╭─ Provided material
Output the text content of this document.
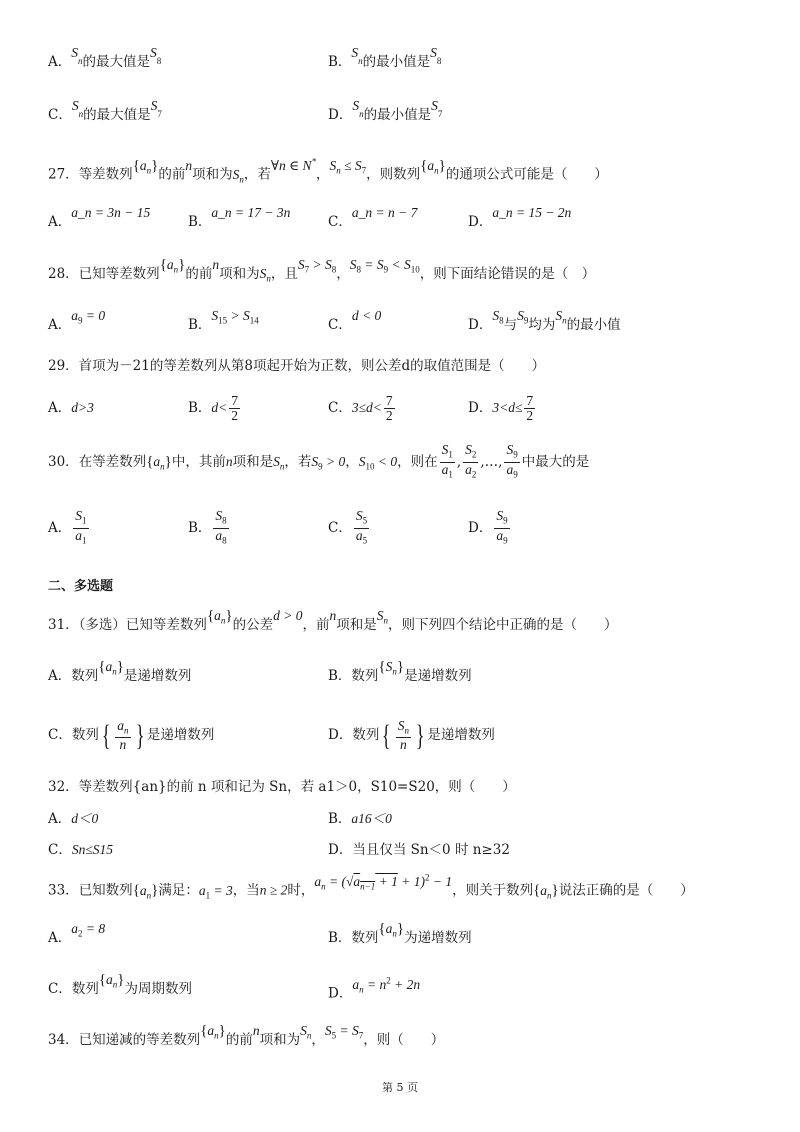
A．$S_n$的最大值是$S_8$	B．$S_n$的最小值是$S_8$
C．$S_n$的最大值是$S_7$	D．$S_n$的最小值是$S_7$
27．等差数列$\{a_n\}$的前n项和为$S_n$，若∀n ∈ N*，$S_n \le S_7$，则数列$\{a_n\}$的通项公式可能是（　　）
A．a_n = 3n − 15
B．a_n = 17 − 3n
C．a_n = n − 7
D．a_n = 15 − 2n
28．已知等差数列$\{a_n\}$的前n项和为$S_n$，且$S_7 > S_8$，$S_8 = S_9 < S_{10}$，则下面结论错误的是（　）
A．$a_9 = 0$
B．$S_{15} > S_{14}$	C．d < 0
D．$S_8$与$S_9$均为$S_n$的最小值
29．首项为－21的等差数列从第8项起开始为正数，则公差d的取值范围是（　　）
A．d>3	B．$d< \frac{7}{2}$	C．$3\le d< \frac{7}{2}$	D．$3<d\le \frac{7}{2}$
30．在等差数列$\{a_n\}$中，其前n项和是$S_n$，若$S_9 > 0$，$S_{10} < 0$，则在 $\frac{S_1}{a_1}$ , $\frac{S_2}{a_2}$ ,…, $\frac{S_9}{a_9}$ 中最大的是
A． $\frac{S_1}{a_1}$	B． $\frac{S_8}{a_8}$	C． $\frac{S_5}{a_5}$	D． $\frac{S_9}{a_9}$
二、多选题
31．（多选）已知等差数列$\{a_n\}$的公差d > 0，前n项和是$S_n$，则下列四个结论中正确的是（　　）
A．数列$\{a_n\}$是递增数列	B．数列$\{S_n\}$是递增数列
C．数列{ $\frac{a_n}{n}$ } 是递增数列	D．数列{ $\frac{S_n}{n}$ } 是递增数列
32．等差数列{an}的前 n 项和记为 Sn，若 a1＞0，S10=S20，则（　　）
A．d＜0	B．a16＜0
C．Sn≤S15	D．当且仅当 Sn＜0 时 n≥32
33．已知数列$\{a_n\}$满足：$a_1 = 3$，当n ≥ 2时，$a_n = (√a_{n-1} + 1 + 1)^2 - 1$，则关于数列$\{a_n\}$说法正确的是（　　）
A．$a_2 = 8$
B．数列$\{a_n\}$为递增数列
C．数列$\{a_n\}$为周期数列	D．$a_n = n^2 + 2n$
34．已知递减的等差数列$\{a_n\}$的前n项和为$S_n$，$S_5 = S_7$，则（　　）
第 5 页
╰─
[What you are asked to do] Leave the pictures out and write out every entry exactly as given.

[Written response]
Output the text content of this document.
A．$S_n$的最大值是$S_8$	B．$S_n$的最小值是$S_8$
C．$S_n$的最大值是$S_7$	D．$S_n$的最小值是$S_7$
27．等差数列$\{a_n\}$的前n项和为$S_n$，若∀n ∈ N*，$S_n \le S_7$，则数列$\{a_n\}$的通项公式可能是（　　）
A．a_n = 3n − 15
B．a_n = 17 − 3n
C．a_n = n − 7
D．a_n = 15 − 2n
28．已知等差数列$\{a_n\}$的前n项和为$S_n$，且$S_7 > S_8$，$S_8 = S_9 < S_{10}$，则下面结论错误的是（　）
A．$a_9 = 0$
B．$S_{15} > S_{14}$	C．d < 0
D．$S_8$与$S_9$均为$S_n$的最小值
29．首项为－21的等差数列从第8项起开始为正数，则公差d的取值范围是（　　）
A．d>3	B．$d< \frac{7}{2}$	C．$3\le d< \frac{7}{2}$	D．$3<d\le \frac{7}{2}$
30．在等差数列$\{a_n\}$中，其前n项和是$S_n$，若$S_9 > 0$，$S_{10} < 0$，则在 $\frac{S_1}{a_1}$ , $\frac{S_2}{a_2}$ ,…, $\frac{S_9}{a_9}$ 中最大的是
A． $\frac{S_1}{a_1}$	B． $\frac{S_8}{a_8}$	C． $\frac{S_5}{a_5}$	D． $\frac{S_9}{a_9}$
二、多选题
31．（多选）已知等差数列$\{a_n\}$的公差d > 0，前n项和是$S_n$，则下列四个结论中正确的是（　　）
A．数列$\{a_n\}$是递增数列	B．数列$\{S_n\}$是递增数列
C．数列{ $\frac{a_n}{n}$ } 是递增数列	D．数列{ $\frac{S_n}{n}$ } 是递增数列
32．等差数列{an}的前 n 项和记为 Sn，若 a1＞0，S10=S20，则（　　）
A．d＜0	B．a16＜0
C．Sn≤S15	D．当且仅当 Sn＜0 时 n≥32
33．已知数列$\{a_n\}$满足：$a_1 = 3$，当n ≥ 2时，$a_n = (√a_{n-1} + 1 + 1)^2 - 1$，则关于数列$\{a_n\}$说法正确的是（　　）
A．$a_2 = 8$
B．数列$\{a_n\}$为递增数列
C．数列$\{a_n\}$为周期数列	D．$a_n = n^2 + 2n$
34．已知递减的等差数列$\{a_n\}$的前n项和为$S_n$，$S_5 = S_7$，则（　　）
第 5 页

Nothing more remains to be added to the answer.